DIRECTIVE
Write each line out exactly, leaving none out.

RECORDS FOR THE EXERCISE

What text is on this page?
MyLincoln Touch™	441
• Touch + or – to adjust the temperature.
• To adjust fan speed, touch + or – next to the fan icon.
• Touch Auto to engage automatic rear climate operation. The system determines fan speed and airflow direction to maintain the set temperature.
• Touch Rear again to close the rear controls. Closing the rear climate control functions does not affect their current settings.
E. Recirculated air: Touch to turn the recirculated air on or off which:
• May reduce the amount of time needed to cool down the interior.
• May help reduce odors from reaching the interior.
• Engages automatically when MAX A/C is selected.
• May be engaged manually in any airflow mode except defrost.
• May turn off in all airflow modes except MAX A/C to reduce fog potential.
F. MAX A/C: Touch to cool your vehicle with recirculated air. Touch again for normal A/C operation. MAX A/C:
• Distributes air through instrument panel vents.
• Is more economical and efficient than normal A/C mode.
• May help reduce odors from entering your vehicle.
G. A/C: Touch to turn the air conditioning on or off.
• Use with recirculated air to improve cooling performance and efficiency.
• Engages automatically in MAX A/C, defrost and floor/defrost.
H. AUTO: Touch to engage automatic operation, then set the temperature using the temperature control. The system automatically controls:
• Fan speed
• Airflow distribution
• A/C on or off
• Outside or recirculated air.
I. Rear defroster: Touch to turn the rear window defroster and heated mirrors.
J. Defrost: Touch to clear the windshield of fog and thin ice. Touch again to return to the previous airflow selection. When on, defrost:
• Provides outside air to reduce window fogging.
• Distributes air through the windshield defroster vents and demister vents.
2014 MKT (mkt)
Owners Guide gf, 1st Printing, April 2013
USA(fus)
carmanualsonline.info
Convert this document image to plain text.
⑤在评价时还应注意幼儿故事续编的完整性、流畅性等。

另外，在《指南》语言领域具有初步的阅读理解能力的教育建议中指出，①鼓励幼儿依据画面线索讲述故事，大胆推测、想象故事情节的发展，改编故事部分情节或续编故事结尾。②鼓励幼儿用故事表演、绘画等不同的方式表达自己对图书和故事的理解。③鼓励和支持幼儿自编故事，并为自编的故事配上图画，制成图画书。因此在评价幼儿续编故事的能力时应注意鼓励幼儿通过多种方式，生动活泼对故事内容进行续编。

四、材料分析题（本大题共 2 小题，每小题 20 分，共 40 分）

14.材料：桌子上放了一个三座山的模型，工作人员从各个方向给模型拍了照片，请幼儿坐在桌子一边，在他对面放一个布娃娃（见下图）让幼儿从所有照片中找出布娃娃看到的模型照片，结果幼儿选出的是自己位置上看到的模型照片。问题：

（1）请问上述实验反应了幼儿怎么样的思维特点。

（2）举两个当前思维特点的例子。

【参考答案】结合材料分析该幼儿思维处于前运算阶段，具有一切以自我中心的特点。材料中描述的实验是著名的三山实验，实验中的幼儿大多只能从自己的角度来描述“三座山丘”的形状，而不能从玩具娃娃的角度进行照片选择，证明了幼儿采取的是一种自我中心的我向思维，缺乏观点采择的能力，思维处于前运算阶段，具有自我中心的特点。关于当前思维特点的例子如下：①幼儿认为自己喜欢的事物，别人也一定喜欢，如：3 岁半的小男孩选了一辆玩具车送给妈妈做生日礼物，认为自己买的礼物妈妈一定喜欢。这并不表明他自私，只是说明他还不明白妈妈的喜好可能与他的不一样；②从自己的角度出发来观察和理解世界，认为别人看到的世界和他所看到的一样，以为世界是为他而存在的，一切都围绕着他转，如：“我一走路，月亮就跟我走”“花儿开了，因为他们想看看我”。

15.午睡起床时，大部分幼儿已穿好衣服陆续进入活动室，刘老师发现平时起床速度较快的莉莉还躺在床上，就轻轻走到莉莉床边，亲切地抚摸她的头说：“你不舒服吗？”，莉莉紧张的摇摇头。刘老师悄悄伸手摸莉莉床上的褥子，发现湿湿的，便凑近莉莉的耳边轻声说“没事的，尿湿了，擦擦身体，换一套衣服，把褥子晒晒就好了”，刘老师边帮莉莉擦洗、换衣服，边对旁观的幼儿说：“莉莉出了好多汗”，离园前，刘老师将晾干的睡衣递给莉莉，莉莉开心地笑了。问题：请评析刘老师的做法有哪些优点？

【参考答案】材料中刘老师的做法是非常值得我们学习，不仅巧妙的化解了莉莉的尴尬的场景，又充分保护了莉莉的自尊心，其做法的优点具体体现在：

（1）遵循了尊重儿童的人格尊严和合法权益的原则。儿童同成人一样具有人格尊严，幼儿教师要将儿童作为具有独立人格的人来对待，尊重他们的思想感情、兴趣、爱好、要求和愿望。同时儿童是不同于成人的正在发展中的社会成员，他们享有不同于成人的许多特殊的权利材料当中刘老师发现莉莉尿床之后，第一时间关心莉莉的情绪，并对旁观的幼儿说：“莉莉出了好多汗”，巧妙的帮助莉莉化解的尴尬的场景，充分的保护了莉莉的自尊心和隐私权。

WORKED SOLUTION
What text is on this page?
MyLincoln Touch™	441
• Touch + or – to adjust the temperature.
• To adjust fan speed, touch + or – next to the fan icon.
• Touch Auto to engage automatic rear climate operation. The system determines fan speed and airflow direction to maintain the set temperature.
• Touch Rear again to close the rear controls. Closing the rear climate control functions does not affect their current settings.
E. Recirculated air: Touch to turn the recirculated air on or off which:
• May reduce the amount of time needed to cool down the interior.
• May help reduce odors from reaching the interior.
• Engages automatically when MAX A/C is selected.
• May be engaged manually in any airflow mode except defrost.
• May turn off in all airflow modes except MAX A/C to reduce fog potential.
F. MAX A/C: Touch to cool your vehicle with recirculated air. Touch again for normal A/C operation. MAX A/C:
• Distributes air through instrument panel vents.
• Is more economical and efficient than normal A/C mode.
• May help reduce odors from entering your vehicle.
G. A/C: Touch to turn the air conditioning on or off.
• Use with recirculated air to improve cooling performance and efficiency.
• Engages automatically in MAX A/C, defrost and floor/defrost.
H. AUTO: Touch to engage automatic operation, then set the temperature using the temperature control. The system automatically controls:
• Fan speed
• Airflow distribution
• A/C on or off
• Outside or recirculated air.
I. Rear defroster: Touch to turn the rear window defroster and heated mirrors.
J. Defrost: Touch to clear the windshield of fog and thin ice. Touch again to return to the previous airflow selection. When on, defrost:
• Provides outside air to reduce window fogging.
• Distributes air through the windshield defroster vents and demister vents.
2014 MKT (mkt)
Owners Guide gf, 1st Printing, April 2013
USA(fus)
carmanualsonline.info
Convert this document image to plain text.
⑤在评价时还应注意幼儿故事续编的完整性、流畅性等。

另外，在《指南》语言领域具有初步的阅读理解能力的教育建议中指出，①鼓励幼儿依据画面线索讲述故事，大胆推测、想象故事情节的发展，改编故事部分情节或续编故事结尾。②鼓励幼儿用故事表演、绘画等不同的方式表达自己对图书和故事的理解。③鼓励和支持幼儿自编故事，并为自编的故事配上图画，制成图画书。因此在评价幼儿续编故事的能力时应注意鼓励幼儿通过多种方式，生动活泼对故事内容进行续编。

四、材料分析题（本大题共 2 小题，每小题 20 分，共 40 分）

14.材料：桌子上放了一个三座山的模型，工作人员从各个方向给模型拍了照片，请幼儿坐在桌子一边，在他对面放一个布娃娃（见下图）让幼儿从所有照片中找出布娃娃看到的模型照片，结果幼儿选出的是自己位置上看到的模型照片。问题：

（1）请问上述实验反应了幼儿怎么样的思维特点。

（2）举两个当前思维特点的例子。

【参考答案】结合材料分析该幼儿思维处于前运算阶段，具有一切以自我中心的特点。材料中描述的实验是著名的三山实验，实验中的幼儿大多只能从自己的角度来描述“三座山丘”的形状，而不能从玩具娃娃的角度进行照片选择，证明了幼儿采取的是一种自我中心的我向思维，缺乏观点采择的能力，思维处于前运算阶段，具有自我中心的特点。关于当前思维特点的例子如下：①幼儿认为自己喜欢的事物，别人也一定喜欢，如：3 岁半的小男孩选了一辆玩具车送给妈妈做生日礼物，认为自己买的礼物妈妈一定喜欢。这并不表明他自私，只是说明他还不明白妈妈的喜好可能与他的不一样；②从自己的角度出发来观察和理解世界，认为别人看到的世界和他所看到的一样，以为世界是为他而存在的，一切都围绕着他转，如：“我一走路，月亮就跟我走”“花儿开了，因为他们想看看我”。

15.午睡起床时，大部分幼儿已穿好衣服陆续进入活动室，刘老师发现平时起床速度较快的莉莉还躺在床上，就轻轻走到莉莉床边，亲切地抚摸她的头说：“你不舒服吗？”，莉莉紧张的摇摇头。刘老师悄悄伸手摸莉莉床上的褥子，发现湿湿的，便凑近莉莉的耳边轻声说“没事的，尿湿了，擦擦身体，换一套衣服，把褥子晒晒就好了”，刘老师边帮莉莉擦洗、换衣服，边对旁观的幼儿说：“莉莉出了好多汗”，离园前，刘老师将晾干的睡衣递给莉莉，莉莉开心地笑了。问题：请评析刘老师的做法有哪些优点？

【参考答案】材料中刘老师的做法是非常值得我们学习，不仅巧妙的化解了莉莉的尴尬的场景，又充分保护了莉莉的自尊心，其做法的优点具体体现在：

（1）遵循了尊重儿童的人格尊严和合法权益的原则。儿童同成人一样具有人格尊严，幼儿教师要将儿童作为具有独立人格的人来对待，尊重他们的思想感情、兴趣、爱好、要求和愿望。同时儿童是不同于成人的正在发展中的社会成员，他们享有不同于成人的许多特殊的权利材料当中刘老师发现莉莉尿床之后，第一时间关心莉莉的情绪，并对旁观的幼儿说：“莉莉出了好多汗”，巧妙的帮助莉莉化解的尴尬的场景，充分的保护了莉莉的自尊心和隐私权。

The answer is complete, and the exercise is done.